_WORK TO COMPLETE_
Copy each line below that contains "from".

● ● ● ● ●

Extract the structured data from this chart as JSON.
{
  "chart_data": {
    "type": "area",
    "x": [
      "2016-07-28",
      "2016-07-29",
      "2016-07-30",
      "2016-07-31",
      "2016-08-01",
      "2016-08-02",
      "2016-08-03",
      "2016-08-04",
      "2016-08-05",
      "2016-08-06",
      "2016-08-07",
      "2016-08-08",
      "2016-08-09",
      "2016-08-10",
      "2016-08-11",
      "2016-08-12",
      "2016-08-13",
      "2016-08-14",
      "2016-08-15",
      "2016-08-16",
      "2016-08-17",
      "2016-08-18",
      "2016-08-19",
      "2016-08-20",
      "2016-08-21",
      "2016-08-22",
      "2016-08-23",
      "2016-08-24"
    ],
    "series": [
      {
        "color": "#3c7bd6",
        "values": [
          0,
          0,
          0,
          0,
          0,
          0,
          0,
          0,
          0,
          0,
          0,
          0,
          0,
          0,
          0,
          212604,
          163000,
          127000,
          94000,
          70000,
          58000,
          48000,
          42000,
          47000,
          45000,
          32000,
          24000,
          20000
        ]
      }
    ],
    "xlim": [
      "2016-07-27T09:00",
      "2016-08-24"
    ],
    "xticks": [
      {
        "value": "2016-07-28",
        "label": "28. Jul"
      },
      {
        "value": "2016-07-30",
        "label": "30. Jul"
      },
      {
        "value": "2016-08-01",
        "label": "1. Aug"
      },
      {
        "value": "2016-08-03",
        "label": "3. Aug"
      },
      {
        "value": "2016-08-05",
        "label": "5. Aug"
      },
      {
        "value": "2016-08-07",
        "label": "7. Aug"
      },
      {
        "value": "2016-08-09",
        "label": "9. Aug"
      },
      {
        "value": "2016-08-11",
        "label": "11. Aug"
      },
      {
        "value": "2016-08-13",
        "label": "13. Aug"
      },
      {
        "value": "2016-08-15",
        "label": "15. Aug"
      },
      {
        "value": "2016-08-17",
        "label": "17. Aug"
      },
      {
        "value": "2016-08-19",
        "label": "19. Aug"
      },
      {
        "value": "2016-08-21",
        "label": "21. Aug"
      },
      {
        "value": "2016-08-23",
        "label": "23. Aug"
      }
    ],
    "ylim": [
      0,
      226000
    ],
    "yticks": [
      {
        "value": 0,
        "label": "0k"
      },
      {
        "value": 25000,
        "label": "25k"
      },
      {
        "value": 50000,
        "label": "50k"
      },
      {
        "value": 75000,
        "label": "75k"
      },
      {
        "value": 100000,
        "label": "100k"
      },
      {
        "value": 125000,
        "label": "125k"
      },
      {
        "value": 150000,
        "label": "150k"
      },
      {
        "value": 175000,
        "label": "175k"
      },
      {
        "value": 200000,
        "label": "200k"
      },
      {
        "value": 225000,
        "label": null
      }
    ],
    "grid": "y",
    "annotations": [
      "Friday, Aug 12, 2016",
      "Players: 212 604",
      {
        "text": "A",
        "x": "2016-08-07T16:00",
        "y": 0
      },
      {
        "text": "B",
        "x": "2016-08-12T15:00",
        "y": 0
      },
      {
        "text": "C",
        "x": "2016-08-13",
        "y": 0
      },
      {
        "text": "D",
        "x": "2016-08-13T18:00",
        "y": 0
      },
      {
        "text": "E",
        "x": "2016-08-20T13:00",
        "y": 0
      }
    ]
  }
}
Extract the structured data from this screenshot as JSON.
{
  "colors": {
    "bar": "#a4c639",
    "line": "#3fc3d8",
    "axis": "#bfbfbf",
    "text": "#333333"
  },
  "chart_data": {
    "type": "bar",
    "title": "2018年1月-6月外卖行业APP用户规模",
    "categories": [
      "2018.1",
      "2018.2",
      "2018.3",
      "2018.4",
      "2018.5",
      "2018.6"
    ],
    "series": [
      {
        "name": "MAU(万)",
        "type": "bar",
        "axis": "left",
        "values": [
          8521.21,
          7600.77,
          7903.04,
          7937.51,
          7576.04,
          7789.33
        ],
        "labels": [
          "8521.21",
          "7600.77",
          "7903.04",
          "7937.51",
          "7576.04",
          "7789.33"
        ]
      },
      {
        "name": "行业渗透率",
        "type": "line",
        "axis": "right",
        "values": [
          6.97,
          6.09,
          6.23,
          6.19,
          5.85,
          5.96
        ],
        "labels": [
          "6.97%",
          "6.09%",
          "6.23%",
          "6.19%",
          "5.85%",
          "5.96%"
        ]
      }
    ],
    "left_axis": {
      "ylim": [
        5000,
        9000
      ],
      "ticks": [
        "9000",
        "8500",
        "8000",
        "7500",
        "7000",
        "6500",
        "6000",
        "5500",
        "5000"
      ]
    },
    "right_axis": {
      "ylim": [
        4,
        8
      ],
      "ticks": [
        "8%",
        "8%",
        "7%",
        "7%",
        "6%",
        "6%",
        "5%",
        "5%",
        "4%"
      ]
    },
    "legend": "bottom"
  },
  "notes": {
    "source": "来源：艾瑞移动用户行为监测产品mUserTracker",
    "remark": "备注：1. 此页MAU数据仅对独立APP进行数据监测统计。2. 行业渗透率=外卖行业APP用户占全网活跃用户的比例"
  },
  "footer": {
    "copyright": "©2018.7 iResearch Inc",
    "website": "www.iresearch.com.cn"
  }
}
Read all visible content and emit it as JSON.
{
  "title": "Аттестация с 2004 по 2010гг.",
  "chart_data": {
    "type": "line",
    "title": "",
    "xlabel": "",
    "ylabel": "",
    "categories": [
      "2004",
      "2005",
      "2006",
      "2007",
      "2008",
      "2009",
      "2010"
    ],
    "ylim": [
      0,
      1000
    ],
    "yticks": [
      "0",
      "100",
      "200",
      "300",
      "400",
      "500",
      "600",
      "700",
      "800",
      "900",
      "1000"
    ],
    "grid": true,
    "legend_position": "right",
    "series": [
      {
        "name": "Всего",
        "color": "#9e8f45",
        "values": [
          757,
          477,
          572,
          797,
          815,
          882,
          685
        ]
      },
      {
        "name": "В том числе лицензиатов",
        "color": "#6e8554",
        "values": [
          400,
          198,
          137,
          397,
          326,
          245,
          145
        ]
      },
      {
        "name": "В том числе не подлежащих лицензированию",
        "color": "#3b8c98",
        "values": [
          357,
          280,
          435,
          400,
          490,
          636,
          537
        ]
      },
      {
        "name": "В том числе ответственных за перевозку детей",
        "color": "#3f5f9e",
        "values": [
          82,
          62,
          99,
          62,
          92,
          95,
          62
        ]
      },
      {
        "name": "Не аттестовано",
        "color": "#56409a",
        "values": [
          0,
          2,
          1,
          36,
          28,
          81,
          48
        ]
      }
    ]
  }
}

● ● ● ● ●

_EXERCISE RESPONSE_
Extract the structured data from this chart as JSON.
Extract the structured data from this screenshot as JSON.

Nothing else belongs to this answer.